Problem:
Copy out every line that contains the word "than".
'''
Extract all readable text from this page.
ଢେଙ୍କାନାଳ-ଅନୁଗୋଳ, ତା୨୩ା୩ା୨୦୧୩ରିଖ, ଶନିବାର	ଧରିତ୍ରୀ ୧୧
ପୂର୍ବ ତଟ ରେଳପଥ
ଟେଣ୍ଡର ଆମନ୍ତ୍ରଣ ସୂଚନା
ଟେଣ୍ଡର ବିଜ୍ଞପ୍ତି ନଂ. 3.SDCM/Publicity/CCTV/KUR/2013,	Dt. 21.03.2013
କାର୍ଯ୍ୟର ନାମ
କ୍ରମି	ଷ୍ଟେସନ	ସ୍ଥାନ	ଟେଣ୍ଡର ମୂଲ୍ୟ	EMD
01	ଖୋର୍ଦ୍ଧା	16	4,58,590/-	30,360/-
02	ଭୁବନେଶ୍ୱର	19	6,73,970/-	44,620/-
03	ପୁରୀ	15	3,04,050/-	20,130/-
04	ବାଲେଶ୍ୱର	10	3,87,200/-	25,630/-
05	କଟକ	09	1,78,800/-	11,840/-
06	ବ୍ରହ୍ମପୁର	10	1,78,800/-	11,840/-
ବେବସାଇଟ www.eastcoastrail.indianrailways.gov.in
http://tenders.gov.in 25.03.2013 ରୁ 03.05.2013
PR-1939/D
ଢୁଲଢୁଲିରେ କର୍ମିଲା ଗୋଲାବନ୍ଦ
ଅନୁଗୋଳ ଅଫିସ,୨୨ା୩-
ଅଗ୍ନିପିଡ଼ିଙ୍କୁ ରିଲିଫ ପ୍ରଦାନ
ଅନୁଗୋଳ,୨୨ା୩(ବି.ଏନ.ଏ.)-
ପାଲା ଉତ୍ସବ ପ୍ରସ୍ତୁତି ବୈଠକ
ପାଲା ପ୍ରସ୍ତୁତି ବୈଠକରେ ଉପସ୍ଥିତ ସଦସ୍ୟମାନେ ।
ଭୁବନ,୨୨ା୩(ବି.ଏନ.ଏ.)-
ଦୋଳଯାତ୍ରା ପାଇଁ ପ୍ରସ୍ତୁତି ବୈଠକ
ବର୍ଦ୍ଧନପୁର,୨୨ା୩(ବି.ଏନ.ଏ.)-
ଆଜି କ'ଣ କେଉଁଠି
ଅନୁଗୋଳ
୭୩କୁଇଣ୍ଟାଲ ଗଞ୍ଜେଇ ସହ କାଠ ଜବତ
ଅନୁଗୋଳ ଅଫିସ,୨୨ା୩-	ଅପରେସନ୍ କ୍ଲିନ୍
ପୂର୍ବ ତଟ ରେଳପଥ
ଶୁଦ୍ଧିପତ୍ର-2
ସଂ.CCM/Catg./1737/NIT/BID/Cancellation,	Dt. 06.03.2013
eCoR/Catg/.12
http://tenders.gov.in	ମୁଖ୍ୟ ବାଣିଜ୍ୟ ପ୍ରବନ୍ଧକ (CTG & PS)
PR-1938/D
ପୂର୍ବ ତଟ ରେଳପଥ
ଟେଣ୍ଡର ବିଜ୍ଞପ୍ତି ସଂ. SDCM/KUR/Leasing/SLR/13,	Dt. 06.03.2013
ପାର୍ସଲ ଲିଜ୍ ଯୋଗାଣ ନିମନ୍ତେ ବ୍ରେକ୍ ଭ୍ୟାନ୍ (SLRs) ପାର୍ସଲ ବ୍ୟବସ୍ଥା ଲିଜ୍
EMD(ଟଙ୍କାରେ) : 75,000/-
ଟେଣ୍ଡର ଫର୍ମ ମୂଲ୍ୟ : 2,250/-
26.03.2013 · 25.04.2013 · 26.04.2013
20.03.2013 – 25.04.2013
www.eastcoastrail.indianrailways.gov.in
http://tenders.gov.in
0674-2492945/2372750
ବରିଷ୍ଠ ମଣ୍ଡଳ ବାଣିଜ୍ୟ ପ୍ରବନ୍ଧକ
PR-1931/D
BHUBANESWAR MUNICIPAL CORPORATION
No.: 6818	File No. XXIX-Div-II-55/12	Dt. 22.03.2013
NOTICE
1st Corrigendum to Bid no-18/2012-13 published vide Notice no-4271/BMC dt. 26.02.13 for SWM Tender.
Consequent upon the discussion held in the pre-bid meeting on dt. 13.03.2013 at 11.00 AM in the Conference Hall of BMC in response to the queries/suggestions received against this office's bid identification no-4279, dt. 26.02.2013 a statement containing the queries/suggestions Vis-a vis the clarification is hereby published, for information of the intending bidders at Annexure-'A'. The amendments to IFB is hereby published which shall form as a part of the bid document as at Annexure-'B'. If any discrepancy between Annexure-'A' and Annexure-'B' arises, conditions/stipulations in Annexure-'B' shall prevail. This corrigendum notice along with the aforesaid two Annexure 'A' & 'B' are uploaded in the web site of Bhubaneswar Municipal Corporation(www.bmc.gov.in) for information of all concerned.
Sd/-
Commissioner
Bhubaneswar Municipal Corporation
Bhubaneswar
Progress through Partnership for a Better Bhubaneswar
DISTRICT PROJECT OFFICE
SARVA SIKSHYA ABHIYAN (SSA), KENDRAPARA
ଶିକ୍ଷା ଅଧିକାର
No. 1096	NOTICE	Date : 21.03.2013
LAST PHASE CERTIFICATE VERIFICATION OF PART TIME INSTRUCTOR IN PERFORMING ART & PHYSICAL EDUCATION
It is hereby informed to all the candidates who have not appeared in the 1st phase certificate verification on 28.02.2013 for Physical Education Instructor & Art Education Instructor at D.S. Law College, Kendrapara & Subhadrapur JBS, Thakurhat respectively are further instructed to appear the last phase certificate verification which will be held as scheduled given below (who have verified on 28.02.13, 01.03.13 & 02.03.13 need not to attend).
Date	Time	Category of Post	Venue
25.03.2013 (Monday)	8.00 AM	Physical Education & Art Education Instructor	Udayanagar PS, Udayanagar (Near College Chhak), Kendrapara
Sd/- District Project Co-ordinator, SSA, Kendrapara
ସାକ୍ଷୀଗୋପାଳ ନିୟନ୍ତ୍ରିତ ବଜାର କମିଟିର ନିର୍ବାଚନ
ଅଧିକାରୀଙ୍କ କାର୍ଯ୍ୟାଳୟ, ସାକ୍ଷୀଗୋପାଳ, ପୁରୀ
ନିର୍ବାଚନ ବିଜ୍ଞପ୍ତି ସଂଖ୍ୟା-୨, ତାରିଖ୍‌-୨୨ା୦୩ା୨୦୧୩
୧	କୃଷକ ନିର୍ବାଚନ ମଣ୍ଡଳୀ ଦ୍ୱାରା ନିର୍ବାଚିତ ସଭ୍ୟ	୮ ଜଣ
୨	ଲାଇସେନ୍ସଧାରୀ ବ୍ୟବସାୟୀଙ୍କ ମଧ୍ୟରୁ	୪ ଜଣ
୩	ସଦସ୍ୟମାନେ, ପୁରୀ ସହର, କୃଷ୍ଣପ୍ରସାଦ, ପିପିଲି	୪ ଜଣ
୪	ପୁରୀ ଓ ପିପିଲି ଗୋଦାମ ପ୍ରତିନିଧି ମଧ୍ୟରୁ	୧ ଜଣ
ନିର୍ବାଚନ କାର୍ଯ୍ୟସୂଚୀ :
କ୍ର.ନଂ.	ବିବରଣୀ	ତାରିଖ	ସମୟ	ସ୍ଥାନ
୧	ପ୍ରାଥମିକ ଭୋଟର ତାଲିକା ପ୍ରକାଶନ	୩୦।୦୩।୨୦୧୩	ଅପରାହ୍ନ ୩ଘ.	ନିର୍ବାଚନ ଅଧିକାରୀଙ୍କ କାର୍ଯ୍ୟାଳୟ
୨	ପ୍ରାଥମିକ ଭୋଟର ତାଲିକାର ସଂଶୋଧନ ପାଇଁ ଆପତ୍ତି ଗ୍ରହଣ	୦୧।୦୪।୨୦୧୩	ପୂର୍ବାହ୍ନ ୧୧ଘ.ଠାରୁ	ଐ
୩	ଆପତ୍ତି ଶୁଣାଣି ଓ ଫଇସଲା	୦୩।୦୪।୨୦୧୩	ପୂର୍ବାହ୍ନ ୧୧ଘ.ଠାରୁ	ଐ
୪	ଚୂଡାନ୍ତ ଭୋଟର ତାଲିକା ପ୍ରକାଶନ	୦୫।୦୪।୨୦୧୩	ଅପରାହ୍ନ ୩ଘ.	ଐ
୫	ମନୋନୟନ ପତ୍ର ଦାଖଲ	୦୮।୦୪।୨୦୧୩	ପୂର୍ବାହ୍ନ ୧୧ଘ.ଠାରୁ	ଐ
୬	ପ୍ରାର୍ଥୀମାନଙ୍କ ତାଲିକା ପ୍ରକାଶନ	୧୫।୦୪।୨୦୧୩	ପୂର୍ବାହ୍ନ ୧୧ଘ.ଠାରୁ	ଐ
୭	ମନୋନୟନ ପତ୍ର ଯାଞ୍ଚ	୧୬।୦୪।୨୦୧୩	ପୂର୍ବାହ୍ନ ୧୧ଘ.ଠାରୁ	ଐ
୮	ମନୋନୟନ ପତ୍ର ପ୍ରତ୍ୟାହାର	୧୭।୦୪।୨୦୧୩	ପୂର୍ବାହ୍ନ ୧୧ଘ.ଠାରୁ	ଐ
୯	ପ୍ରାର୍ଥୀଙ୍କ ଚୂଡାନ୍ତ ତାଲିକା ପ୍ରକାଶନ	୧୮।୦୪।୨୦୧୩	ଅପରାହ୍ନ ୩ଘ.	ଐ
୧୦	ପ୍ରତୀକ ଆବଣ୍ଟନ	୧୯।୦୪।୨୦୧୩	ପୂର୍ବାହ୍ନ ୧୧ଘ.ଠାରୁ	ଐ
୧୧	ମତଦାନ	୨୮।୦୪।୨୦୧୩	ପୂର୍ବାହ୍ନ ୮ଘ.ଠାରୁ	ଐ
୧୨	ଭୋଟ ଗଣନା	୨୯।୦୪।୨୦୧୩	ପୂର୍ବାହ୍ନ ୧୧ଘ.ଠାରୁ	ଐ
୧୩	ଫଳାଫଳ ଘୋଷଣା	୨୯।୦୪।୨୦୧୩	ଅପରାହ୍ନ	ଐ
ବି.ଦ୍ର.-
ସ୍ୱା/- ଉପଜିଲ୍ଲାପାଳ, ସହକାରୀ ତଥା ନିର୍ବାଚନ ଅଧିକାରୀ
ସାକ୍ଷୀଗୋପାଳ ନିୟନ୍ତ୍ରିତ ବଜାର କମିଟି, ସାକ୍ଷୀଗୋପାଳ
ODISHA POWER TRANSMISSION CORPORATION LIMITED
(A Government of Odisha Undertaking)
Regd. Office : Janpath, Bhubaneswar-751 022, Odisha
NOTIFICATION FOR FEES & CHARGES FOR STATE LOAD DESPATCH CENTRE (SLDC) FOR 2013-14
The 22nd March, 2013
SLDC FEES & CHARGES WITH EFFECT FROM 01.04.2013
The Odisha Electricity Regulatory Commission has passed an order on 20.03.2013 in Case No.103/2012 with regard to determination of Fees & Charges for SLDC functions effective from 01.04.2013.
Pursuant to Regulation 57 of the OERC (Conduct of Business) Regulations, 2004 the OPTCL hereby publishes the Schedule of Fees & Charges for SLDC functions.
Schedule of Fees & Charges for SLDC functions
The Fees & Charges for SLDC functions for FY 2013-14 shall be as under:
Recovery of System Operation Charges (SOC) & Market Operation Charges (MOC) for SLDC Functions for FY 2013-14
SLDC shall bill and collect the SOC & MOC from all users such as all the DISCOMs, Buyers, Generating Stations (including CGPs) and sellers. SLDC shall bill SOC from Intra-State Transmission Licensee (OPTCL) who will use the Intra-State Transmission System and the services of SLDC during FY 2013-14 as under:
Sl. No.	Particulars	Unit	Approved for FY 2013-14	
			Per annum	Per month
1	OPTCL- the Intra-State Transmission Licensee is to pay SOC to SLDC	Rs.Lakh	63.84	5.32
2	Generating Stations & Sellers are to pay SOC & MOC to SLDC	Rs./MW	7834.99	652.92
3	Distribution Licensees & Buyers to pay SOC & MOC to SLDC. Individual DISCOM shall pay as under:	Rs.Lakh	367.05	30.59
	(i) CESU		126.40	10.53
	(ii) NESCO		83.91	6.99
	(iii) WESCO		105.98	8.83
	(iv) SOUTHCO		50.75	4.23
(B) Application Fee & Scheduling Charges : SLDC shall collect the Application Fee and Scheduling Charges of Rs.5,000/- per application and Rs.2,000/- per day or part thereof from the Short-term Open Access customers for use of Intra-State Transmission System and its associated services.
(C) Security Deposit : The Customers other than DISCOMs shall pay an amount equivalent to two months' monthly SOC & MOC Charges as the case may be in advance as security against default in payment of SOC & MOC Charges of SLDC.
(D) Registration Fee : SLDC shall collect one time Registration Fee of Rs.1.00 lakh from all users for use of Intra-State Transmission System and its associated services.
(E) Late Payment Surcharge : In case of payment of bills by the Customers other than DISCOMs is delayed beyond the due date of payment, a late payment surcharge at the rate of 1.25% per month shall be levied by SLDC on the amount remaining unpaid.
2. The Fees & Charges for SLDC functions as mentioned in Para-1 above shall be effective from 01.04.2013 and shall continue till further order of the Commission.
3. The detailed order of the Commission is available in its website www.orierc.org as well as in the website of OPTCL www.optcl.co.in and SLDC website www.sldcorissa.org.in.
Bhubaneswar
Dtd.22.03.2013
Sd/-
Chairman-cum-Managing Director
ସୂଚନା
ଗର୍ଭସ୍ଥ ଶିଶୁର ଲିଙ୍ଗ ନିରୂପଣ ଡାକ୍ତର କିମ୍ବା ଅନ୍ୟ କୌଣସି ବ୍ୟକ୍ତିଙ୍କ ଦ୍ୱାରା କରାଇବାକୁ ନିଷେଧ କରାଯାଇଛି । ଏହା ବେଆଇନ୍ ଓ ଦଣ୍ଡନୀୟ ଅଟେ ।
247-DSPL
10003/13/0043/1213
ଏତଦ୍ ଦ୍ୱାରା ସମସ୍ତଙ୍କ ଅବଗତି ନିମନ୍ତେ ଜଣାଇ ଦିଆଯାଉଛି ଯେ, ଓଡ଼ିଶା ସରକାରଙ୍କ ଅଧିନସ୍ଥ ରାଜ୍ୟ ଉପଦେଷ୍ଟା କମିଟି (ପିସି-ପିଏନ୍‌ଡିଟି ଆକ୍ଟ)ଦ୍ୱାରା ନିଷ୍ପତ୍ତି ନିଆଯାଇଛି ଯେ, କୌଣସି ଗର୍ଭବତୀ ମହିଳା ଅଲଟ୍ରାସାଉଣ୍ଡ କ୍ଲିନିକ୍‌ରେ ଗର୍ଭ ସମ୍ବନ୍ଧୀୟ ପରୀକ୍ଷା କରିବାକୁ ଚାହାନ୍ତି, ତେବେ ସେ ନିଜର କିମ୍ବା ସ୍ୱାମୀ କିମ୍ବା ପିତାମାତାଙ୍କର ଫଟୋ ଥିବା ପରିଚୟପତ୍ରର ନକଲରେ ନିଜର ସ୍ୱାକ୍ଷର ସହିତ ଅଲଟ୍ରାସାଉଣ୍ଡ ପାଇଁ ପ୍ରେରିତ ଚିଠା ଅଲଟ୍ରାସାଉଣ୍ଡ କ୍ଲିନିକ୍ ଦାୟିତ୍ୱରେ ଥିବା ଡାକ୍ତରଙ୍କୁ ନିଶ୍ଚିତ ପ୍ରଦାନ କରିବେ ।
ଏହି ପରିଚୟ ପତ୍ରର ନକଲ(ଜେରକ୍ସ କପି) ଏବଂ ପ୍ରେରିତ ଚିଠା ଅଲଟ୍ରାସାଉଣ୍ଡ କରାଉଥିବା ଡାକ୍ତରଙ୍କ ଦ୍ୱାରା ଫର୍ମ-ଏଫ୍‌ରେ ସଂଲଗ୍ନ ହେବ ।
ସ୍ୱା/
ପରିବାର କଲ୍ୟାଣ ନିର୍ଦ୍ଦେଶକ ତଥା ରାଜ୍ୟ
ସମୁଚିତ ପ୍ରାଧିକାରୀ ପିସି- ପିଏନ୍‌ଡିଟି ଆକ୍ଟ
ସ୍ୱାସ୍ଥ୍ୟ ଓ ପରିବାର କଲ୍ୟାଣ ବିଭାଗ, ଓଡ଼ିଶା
'''
The answer:
(C) Security Deposit : The Customers other than DISCOMs shall pay an amount equivalent to two months' monthly SOC & MOC Charges as the case may be in advance as security against default in payment of SOC & MOC Charges of SLDC.
(E) Late Payment Surcharge : In case of payment of bills by the Customers other than DISCOMs is delayed beyond the due date of payment, a late payment surcharge at the rate of 1.25% per month shall be levied by SLDC on the amount remaining unpaid.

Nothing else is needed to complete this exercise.